(Rows from a dataset)
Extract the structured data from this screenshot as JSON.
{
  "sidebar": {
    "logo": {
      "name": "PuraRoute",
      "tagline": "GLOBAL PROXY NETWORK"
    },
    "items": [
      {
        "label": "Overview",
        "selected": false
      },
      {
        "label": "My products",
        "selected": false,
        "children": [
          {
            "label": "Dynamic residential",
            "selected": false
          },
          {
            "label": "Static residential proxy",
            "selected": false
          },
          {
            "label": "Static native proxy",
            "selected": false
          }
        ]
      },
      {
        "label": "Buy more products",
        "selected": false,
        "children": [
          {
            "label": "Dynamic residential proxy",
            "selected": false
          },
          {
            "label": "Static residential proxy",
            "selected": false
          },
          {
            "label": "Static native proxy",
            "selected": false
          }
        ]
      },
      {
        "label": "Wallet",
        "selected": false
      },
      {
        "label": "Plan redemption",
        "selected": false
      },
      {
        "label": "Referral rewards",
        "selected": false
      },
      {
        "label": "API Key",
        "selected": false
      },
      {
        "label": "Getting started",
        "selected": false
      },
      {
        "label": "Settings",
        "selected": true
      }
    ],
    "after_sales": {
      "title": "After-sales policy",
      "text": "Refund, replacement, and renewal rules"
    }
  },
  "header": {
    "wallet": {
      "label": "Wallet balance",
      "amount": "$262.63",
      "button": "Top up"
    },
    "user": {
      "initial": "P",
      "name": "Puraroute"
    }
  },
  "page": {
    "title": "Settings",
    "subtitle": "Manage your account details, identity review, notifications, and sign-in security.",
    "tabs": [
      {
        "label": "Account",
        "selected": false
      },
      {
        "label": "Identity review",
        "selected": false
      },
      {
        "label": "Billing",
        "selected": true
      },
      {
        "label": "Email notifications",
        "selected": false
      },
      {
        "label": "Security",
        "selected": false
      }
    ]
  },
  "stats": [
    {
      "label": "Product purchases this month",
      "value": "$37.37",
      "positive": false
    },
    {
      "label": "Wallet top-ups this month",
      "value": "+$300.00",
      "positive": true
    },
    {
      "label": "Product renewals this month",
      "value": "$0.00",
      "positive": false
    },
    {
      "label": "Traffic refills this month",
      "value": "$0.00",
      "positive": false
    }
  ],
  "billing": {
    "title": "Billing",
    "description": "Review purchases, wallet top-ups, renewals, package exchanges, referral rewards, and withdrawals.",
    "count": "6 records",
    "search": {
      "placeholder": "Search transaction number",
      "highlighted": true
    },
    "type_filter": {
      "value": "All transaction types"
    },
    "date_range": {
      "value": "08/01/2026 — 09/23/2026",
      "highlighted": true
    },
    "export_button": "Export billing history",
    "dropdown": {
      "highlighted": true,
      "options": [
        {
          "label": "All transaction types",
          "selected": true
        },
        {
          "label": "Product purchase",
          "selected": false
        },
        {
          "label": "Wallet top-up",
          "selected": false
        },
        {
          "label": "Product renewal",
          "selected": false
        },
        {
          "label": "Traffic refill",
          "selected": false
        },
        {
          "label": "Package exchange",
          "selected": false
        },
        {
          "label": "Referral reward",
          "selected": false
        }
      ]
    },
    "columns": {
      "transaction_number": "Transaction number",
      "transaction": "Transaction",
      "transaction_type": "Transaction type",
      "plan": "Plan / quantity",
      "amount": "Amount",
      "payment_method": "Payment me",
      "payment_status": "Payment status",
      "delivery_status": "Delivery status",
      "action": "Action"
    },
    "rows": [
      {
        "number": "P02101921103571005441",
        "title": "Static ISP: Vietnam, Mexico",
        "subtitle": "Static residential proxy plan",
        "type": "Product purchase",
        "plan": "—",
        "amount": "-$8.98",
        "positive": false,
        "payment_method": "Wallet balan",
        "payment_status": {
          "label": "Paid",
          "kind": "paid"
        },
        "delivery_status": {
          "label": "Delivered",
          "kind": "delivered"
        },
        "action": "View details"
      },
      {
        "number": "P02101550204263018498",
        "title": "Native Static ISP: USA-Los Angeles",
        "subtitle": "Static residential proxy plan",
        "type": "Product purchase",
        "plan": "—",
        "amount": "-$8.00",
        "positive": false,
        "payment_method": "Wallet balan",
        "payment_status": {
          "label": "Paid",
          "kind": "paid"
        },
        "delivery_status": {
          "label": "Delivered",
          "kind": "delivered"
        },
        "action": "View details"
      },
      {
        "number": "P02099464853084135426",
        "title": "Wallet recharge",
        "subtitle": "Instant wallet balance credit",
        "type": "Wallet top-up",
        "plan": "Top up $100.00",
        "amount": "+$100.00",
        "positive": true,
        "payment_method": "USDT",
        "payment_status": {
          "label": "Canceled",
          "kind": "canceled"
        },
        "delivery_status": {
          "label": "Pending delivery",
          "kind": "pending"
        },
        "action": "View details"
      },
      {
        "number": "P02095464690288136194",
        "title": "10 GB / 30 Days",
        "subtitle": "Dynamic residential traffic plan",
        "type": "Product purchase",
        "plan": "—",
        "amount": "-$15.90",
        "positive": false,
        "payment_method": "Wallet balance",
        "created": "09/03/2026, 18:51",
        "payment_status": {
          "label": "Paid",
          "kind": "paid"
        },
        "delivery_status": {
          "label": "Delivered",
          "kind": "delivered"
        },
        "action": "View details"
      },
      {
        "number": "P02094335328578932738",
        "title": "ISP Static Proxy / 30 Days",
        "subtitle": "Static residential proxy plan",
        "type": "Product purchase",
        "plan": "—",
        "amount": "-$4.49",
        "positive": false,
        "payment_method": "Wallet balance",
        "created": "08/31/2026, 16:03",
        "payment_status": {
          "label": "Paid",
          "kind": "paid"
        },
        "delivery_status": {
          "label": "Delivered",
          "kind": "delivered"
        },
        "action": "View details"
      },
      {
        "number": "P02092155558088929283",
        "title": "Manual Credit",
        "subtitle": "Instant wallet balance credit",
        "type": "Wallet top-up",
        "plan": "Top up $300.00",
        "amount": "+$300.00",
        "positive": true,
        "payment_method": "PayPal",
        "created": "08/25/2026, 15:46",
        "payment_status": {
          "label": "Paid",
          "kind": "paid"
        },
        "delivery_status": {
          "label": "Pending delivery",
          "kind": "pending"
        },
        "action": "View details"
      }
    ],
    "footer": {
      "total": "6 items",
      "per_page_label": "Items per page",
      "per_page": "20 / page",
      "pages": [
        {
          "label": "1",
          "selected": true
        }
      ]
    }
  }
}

▸ EXERCISE GOAL
Reproduce the material above without altering a single character.

▸ OUTPUT
Extract the structured data from this screenshot as JSON.
{
  "sidebar": {
    "logo": {
      "name": "PuraRoute",
      "tagline": "GLOBAL PROXY NETWORK"
    },
    "items": [
      {
        "label": "Overview",
        "selected": false
      },
      {
        "label": "My products",
        "selected": false,
        "children": [
          {
            "label": "Dynamic residential",
            "selected": false
          },
          {
            "label": "Static residential proxy",
            "selected": false
          },
          {
            "label": "Static native proxy",
            "selected": false
          }
        ]
      },
      {
        "label": "Buy more products",
        "selected": false,
        "children": [
          {
            "label": "Dynamic residential proxy",
            "selected": false
          },
          {
            "label": "Static residential proxy",
            "selected": false
          },
          {
            "label": "Static native proxy",
            "selected": false
          }
        ]
      },
      {
        "label": "Wallet",
        "selected": false
      },
      {
        "label": "Plan redemption",
        "selected": false
      },
      {
        "label": "Referral rewards",
        "selected": false
      },
      {
        "label": "API Key",
        "selected": false
      },
      {
        "label": "Getting started",
        "selected": false
      },
      {
        "label": "Settings",
        "selected": true
      }
    ],
    "after_sales": {
      "title": "After-sales policy",
      "text": "Refund, replacement, and renewal rules"
    }
  },
  "header": {
    "wallet": {
      "label": "Wallet balance",
      "amount": "$262.63",
      "button": "Top up"
    },
    "user": {
      "initial": "P",
      "name": "Puraroute"
    }
  },
  "page": {
    "title": "Settings",
    "subtitle": "Manage your account details, identity review, notifications, and sign-in security.",
    "tabs": [
      {
        "label": "Account",
        "selected": false
      },
      {
        "label": "Identity review",
        "selected": false
      },
      {
        "label": "Billing",
        "selected": true
      },
      {
        "label": "Email notifications",
        "selected": false
      },
      {
        "label": "Security",
        "selected": false
      }
    ]
  },
  "stats": [
    {
      "label": "Product purchases this month",
      "value": "$37.37",
      "positive": false
    },
    {
      "label": "Wallet top-ups this month",
      "value": "+$300.00",
      "positive": true
    },
    {
      "label": "Product renewals this month",
      "value": "$0.00",
      "positive": false
    },
    {
      "label": "Traffic refills this month",
      "value": "$0.00",
      "positive": false
    }
  ],
  "billing": {
    "title": "Billing",
    "description": "Review purchases, wallet top-ups, renewals, package exchanges, referral rewards, and withdrawals.",
    "count": "6 records",
    "search": {
      "placeholder": "Search transaction number",
      "highlighted": true
    },
    "type_filter": {
      "value": "All transaction types"
    },
    "date_range": {
      "value": "08/01/2026 — 09/23/2026",
      "highlighted": true
    },
    "export_button": "Export billing history",
    "dropdown": {
      "highlighted": true,
      "options": [
        {
          "label": "All transaction types",
          "selected": true
        },
        {
          "label": "Product purchase",
          "selected": false
        },
        {
          "label": "Wallet top-up",
          "selected": false
        },
        {
          "label": "Product renewal",
          "selected": false
        },
        {
          "label": "Traffic refill",
          "selected": false
        },
        {
          "label": "Package exchange",
          "selected": false
        },
        {
          "label": "Referral reward",
          "selected": false
        }
      ]
    },
    "columns": {
      "transaction_number": "Transaction number",
      "transaction": "Transaction",
      "transaction_type": "Transaction type",
      "plan": "Plan / quantity",
      "amount": "Amount",
      "payment_method": "Payment me",
      "payment_status": "Payment status",
      "delivery_status": "Delivery status",
      "action": "Action"
    },
    "rows": [
      {
        "number": "P02101921103571005441",
        "title": "Static ISP: Vietnam, Mexico",
        "subtitle": "Static residential proxy plan",
        "type": "Product purchase",
        "plan": "—",
        "amount": "-$8.98",
        "positive": false,
        "payment_method": "Wallet balan",
        "payment_status": {
          "label": "Paid",
          "kind": "paid"
        },
        "delivery_status": {
          "label": "Delivered",
          "kind": "delivered"
        },
        "action": "View details"
      },
      {
        "number": "P02101550204263018498",
        "title": "Native Static ISP: USA-Los Angeles",
        "subtitle": "Static residential proxy plan",
        "type": "Product purchase",
        "plan": "—",
        "amount": "-$8.00",
        "positive": false,
        "payment_method": "Wallet balan",
        "payment_status": {
          "label": "Paid",
          "kind": "paid"
        },
        "delivery_status": {
          "label": "Delivered",
          "kind": "delivered"
        },
        "action": "View details"
      },
      {
        "number": "P02099464853084135426",
        "title": "Wallet recharge",
        "subtitle": "Instant wallet balance credit",
        "type": "Wallet top-up",
        "plan": "Top up $100.00",
        "amount": "+$100.00",
        "positive": true,
        "payment_method": "USDT",
        "payment_status": {
          "label": "Canceled",
          "kind": "canceled"
        },
        "delivery_status": {
          "label": "Pending delivery",
          "kind": "pending"
        },
        "action": "View details"
      },
      {
        "number": "P02095464690288136194",
        "title": "10 GB / 30 Days",
        "subtitle": "Dynamic residential traffic plan",
        "type": "Product purchase",
        "plan": "—",
        "amount": "-$15.90",
        "positive": false,
        "payment_method": "Wallet balance",
        "created": "09/03/2026, 18:51",
        "payment_status": {
          "label": "Paid",
          "kind": "paid"
        },
        "delivery_status": {
          "label": "Delivered",
          "kind": "delivered"
        },
        "action": "View details"
      },
      {
        "number": "P02094335328578932738",
        "title": "ISP Static Proxy / 30 Days",
        "subtitle": "Static residential proxy plan",
        "type": "Product purchase",
        "plan": "—",
        "amount": "-$4.49",
        "positive": false,
        "payment_method": "Wallet balance",
        "created": "08/31/2026, 16:03",
        "payment_status": {
          "label": "Paid",
          "kind": "paid"
        },
        "delivery_status": {
          "label": "Delivered",
          "kind": "delivered"
        },
        "action": "View details"
      },
      {
        "number": "P02092155558088929283",
        "title": "Manual Credit",
        "subtitle": "Instant wallet balance credit",
        "type": "Wallet top-up",
        "plan": "Top up $300.00",
        "amount": "+$300.00",
        "positive": true,
        "payment_method": "PayPal",
        "created": "08/25/2026, 15:46",
        "payment_status": {
          "label": "Paid",
          "kind": "paid"
        },
        "delivery_status": {
          "label": "Pending delivery",
          "kind": "pending"
        },
        "action": "View details"
      }
    ],
    "footer": {
      "total": "6 items",
      "per_page_label": "Items per page",
      "per_page": "20 / page",
      "pages": [
        {
          "label": "1",
          "selected": true
        }
      ]
    }
  }
}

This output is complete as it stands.